> **WRITTEN TASK**
Write out the data below exactly as given, without any of its pictures.

> **SUPPLIED RECORDS**
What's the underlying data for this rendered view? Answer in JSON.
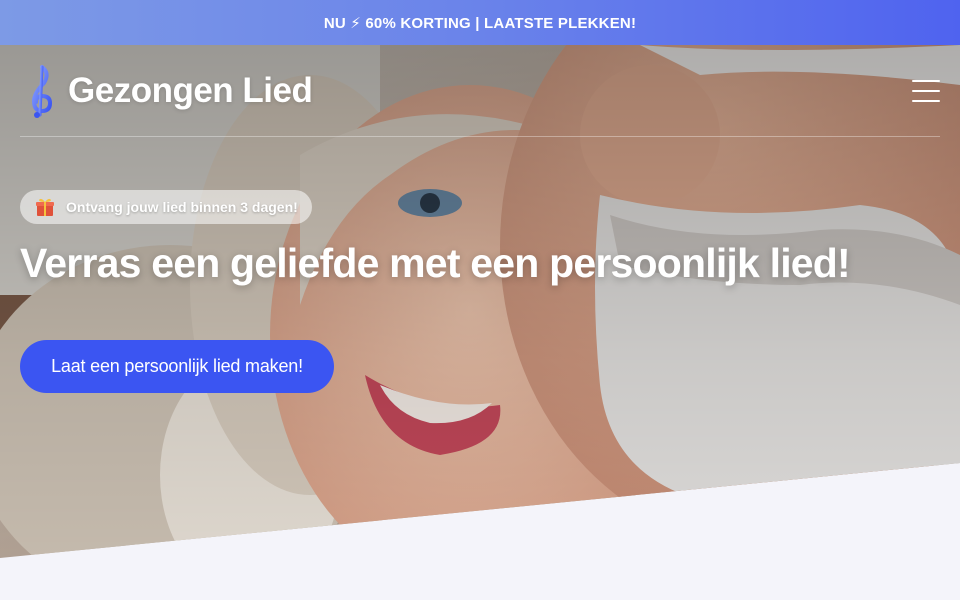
{
  "promo": {
    "text": "NU ⚡ 60% KORTING | LAATSTE PLEKKEN!"
  },
  "header": {
    "brand_first": "Gezongen",
    "brand_second": "Lied",
    "menu_icon": "hamburger-menu-icon"
  },
  "hero": {
    "badge_icon": "gift-icon",
    "badge_text": "Ontvang jouw lied binnen 3 dagen!",
    "headline": "Verras een geliefde met een persoonlijk lied!",
    "cta_label": "Laat een persoonlijk lied maken!"
  },
  "colors": {
    "accent": "#3b55f2",
    "promo_gradient_start": "#7d9ae6",
    "promo_gradient_end": "#4f63ef",
    "page_background": "#f4f4fa"
  }
}
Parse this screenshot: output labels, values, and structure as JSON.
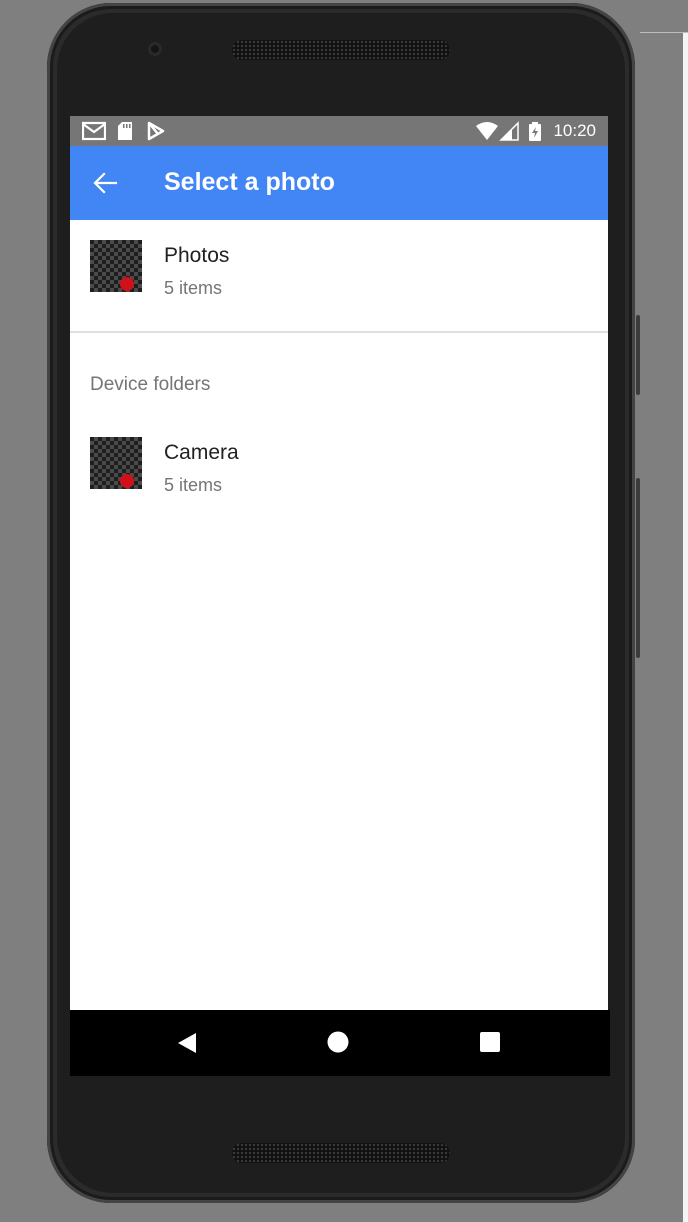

> **RESPONSE**
What's the underlying data for this rendered view? Answer in JSON.
{
  "promo": {
    "text": "NU ⚡ 60% KORTING | LAATSTE PLEKKEN!"
  },
  "header": {
    "brand_first": "Gezongen",
    "brand_second": "Lied",
    "menu_icon": "hamburger-menu-icon"
  },
  "hero": {
    "badge_icon": "gift-icon",
    "badge_text": "Ontvang jouw lied binnen 3 dagen!",
    "headline": "Verras een geliefde met een persoonlijk lied!",
    "cta_label": "Laat een persoonlijk lied maken!"
  },
  "colors": {
    "accent": "#3b55f2",
    "promo_gradient_start": "#7d9ae6",
    "promo_gradient_end": "#4f63ef",
    "page_background": "#f4f4fa"
  }
}
Parse this screenshot: output labels, values, and structure as JSON.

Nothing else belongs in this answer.